Exercise objective: Omit every picture and return the rest of the data unaltered.
* * * *
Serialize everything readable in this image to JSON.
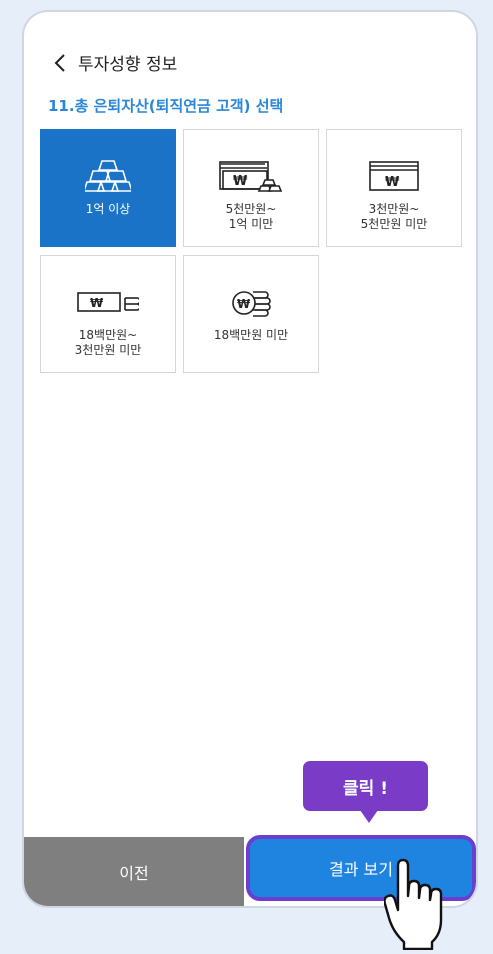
{
  "header": {
    "title": "투자성향 정보",
    "back_icon": "chevron-left-icon"
  },
  "question": "11.총 은퇴자산(퇴직연금 고객) 선택",
  "options": [
    {
      "label": "1억 이상",
      "icon": "gold-bars-icon",
      "selected": true
    },
    {
      "label": "5천만원~\n1억 미만",
      "icon": "cash-bundle-gold-icon",
      "selected": false
    },
    {
      "label": "3천만원~\n5천만원 미만",
      "icon": "cash-bundle-icon",
      "selected": false
    },
    {
      "label": "18백만원~\n3천만원 미만",
      "icon": "banknote-coins-icon",
      "selected": false
    },
    {
      "label": "18백만원 미만",
      "icon": "coin-stack-icon",
      "selected": false
    }
  ],
  "footer": {
    "prev_label": "이전",
    "result_label": "결과 보기"
  },
  "tooltip": "클릭 !",
  "colors": {
    "accent": "#1a73c7",
    "question": "#2a86d6",
    "highlight": "#7a3cc6",
    "prev_bg": "#7f7f7f"
  }
}
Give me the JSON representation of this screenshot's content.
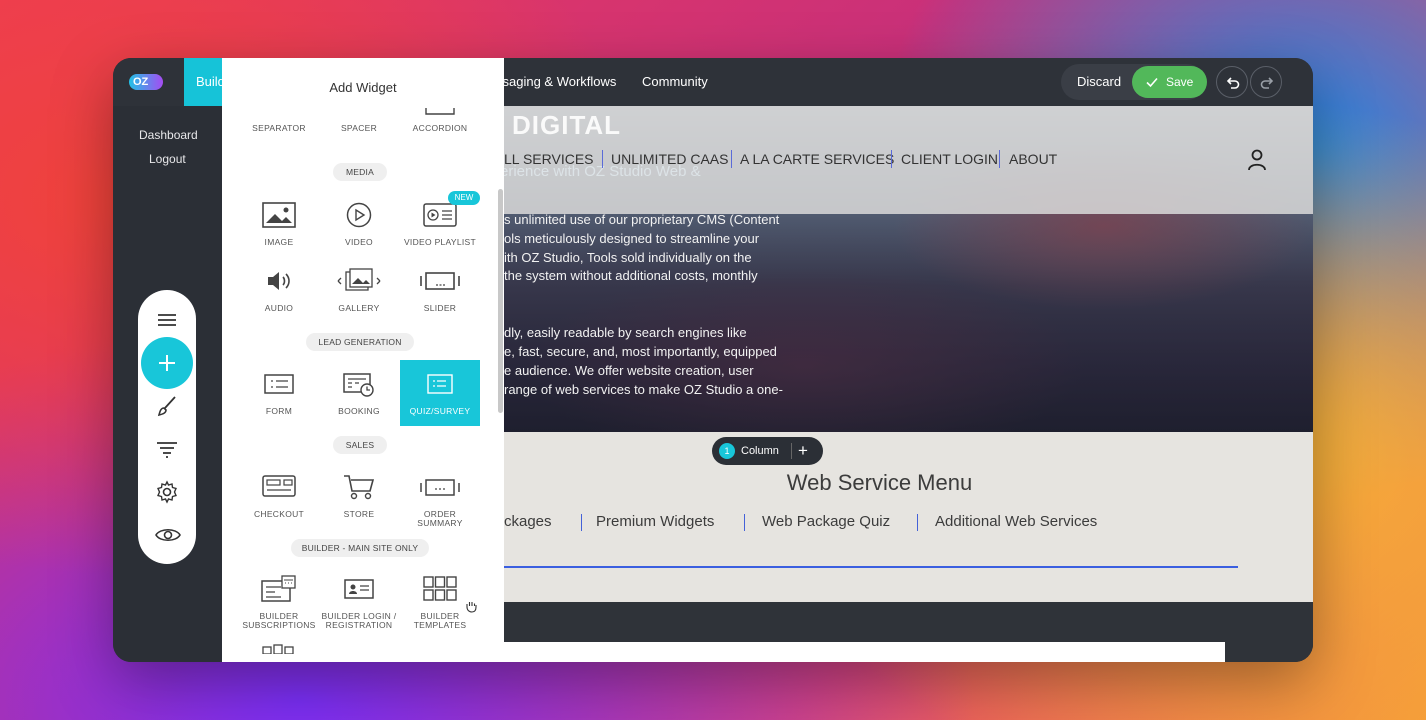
{
  "topbar": {
    "logo_text": "OZ",
    "builder_tab": "Builder",
    "nav": [
      "ssaging & Workflows",
      "Community"
    ],
    "discard_label": "Discard",
    "save_label": "Save"
  },
  "sidebar": {
    "links": [
      "Dashboard",
      "Logout"
    ]
  },
  "panel": {
    "title": "Add Widget",
    "new_badge": "NEW",
    "sections": {
      "media": "MEDIA",
      "lead": "LEAD GENERATION",
      "sales": "SALES",
      "builder": "BUILDER - MAIN SITE ONLY"
    },
    "widgets": {
      "separator": "SEPARATOR",
      "spacer": "SPACER",
      "accordion": "ACCORDION",
      "image": "IMAGE",
      "video": "VIDEO",
      "video_playlist": "VIDEO PLAYLIST",
      "audio": "AUDIO",
      "gallery": "GALLERY",
      "slider": "SLIDER",
      "form": "FORM",
      "booking": "BOOKING",
      "quiz": "QUIZ/SURVEY",
      "checkout": "CHECKOUT",
      "store": "STORE",
      "order_summary": "ORDER SUMMARY",
      "builder_subs_1": "BUILDER",
      "builder_subs_2": "SUBSCRIPTIONS",
      "builder_login_1": "BUILDER LOGIN /",
      "builder_login_2": "REGISTRATION",
      "builder_templates_1": "BUILDER",
      "builder_templates_2": "TEMPLATES"
    }
  },
  "preview": {
    "brand": "DIGITAL",
    "nav": [
      "LL SERVICES",
      "UNLIMITED CAAS",
      "A LA CARTE SERVICES",
      "CLIENT LOGIN",
      "ABOUT"
    ],
    "tagline": "erience with OZ Studio Web &",
    "paragraph1": [
      "s unlimited use of our proprietary CMS (Content",
      "ols meticulously designed to streamline your",
      "ith OZ Studio, Tools sold individually on the",
      "the system without additional costs, monthly"
    ],
    "paragraph2": [
      "dly, easily readable by search engines like",
      "e, fast, secure, and, most importantly, equipped",
      "e audience. We offer website creation, user",
      "range of web services to make OZ Studio a one-"
    ],
    "column_chip": {
      "number": "1",
      "label": "Column",
      "plus": "+"
    },
    "menu_title": "Web Service Menu",
    "menu_links": [
      "ckages",
      "Premium Widgets",
      "Web Package Quiz",
      "Additional Web Services"
    ]
  }
}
* * * *
The answer:
Serialize everything readable in this image to JSON.
{
  "header": {
    "title": "투자성향 정보",
    "back_icon": "chevron-left-icon"
  },
  "question": "11.총 은퇴자산(퇴직연금 고객) 선택",
  "options": [
    {
      "label": "1억 이상",
      "icon": "gold-bars-icon",
      "selected": true
    },
    {
      "label": "5천만원~\n1억 미만",
      "icon": "cash-bundle-gold-icon",
      "selected": false
    },
    {
      "label": "3천만원~\n5천만원 미만",
      "icon": "cash-bundle-icon",
      "selected": false
    },
    {
      "label": "18백만원~\n3천만원 미만",
      "icon": "banknote-coins-icon",
      "selected": false
    },
    {
      "label": "18백만원 미만",
      "icon": "coin-stack-icon",
      "selected": false
    }
  ],
  "footer": {
    "prev_label": "이전",
    "result_label": "결과 보기"
  },
  "tooltip": "클릭 !",
  "colors": {
    "accent": "#1a73c7",
    "question": "#2a86d6",
    "highlight": "#7a3cc6",
    "prev_bg": "#7f7f7f"
  }
}
Give me the JSON representation of this screenshot's content.
{
  "topbar": {
    "logo_text": "OZ",
    "builder_tab": "Builder",
    "nav": [
      "ssaging & Workflows",
      "Community"
    ],
    "discard_label": "Discard",
    "save_label": "Save"
  },
  "sidebar": {
    "links": [
      "Dashboard",
      "Logout"
    ]
  },
  "panel": {
    "title": "Add Widget",
    "new_badge": "NEW",
    "sections": {
      "media": "MEDIA",
      "lead": "LEAD GENERATION",
      "sales": "SALES",
      "builder": "BUILDER - MAIN SITE ONLY"
    },
    "widgets": {
      "separator": "SEPARATOR",
      "spacer": "SPACER",
      "accordion": "ACCORDION",
      "image": "IMAGE",
      "video": "VIDEO",
      "video_playlist": "VIDEO PLAYLIST",
      "audio": "AUDIO",
      "gallery": "GALLERY",
      "slider": "SLIDER",
      "form": "FORM",
      "booking": "BOOKING",
      "quiz": "QUIZ/SURVEY",
      "checkout": "CHECKOUT",
      "store": "STORE",
      "order_summary": "ORDER SUMMARY",
      "builder_subs_1": "BUILDER",
      "builder_subs_2": "SUBSCRIPTIONS",
      "builder_login_1": "BUILDER LOGIN /",
      "builder_login_2": "REGISTRATION",
      "builder_templates_1": "BUILDER",
      "builder_templates_2": "TEMPLATES"
    }
  },
  "preview": {
    "brand": "DIGITAL",
    "nav": [
      "LL SERVICES",
      "UNLIMITED CAAS",
      "A LA CARTE SERVICES",
      "CLIENT LOGIN",
      "ABOUT"
    ],
    "tagline": "erience with OZ Studio Web &",
    "paragraph1": [
      "s unlimited use of our proprietary CMS (Content",
      "ols meticulously designed to streamline your",
      "ith OZ Studio, Tools sold individually on the",
      "the system without additional costs, monthly"
    ],
    "paragraph2": [
      "dly, easily readable by search engines like",
      "e, fast, secure, and, most importantly, equipped",
      "e audience. We offer website creation, user",
      "range of web services to make OZ Studio a one-"
    ],
    "column_chip": {
      "number": "1",
      "label": "Column",
      "plus": "+"
    },
    "menu_title": "Web Service Menu",
    "menu_links": [
      "ckages",
      "Premium Widgets",
      "Web Package Quiz",
      "Additional Web Services"
    ]
  }
}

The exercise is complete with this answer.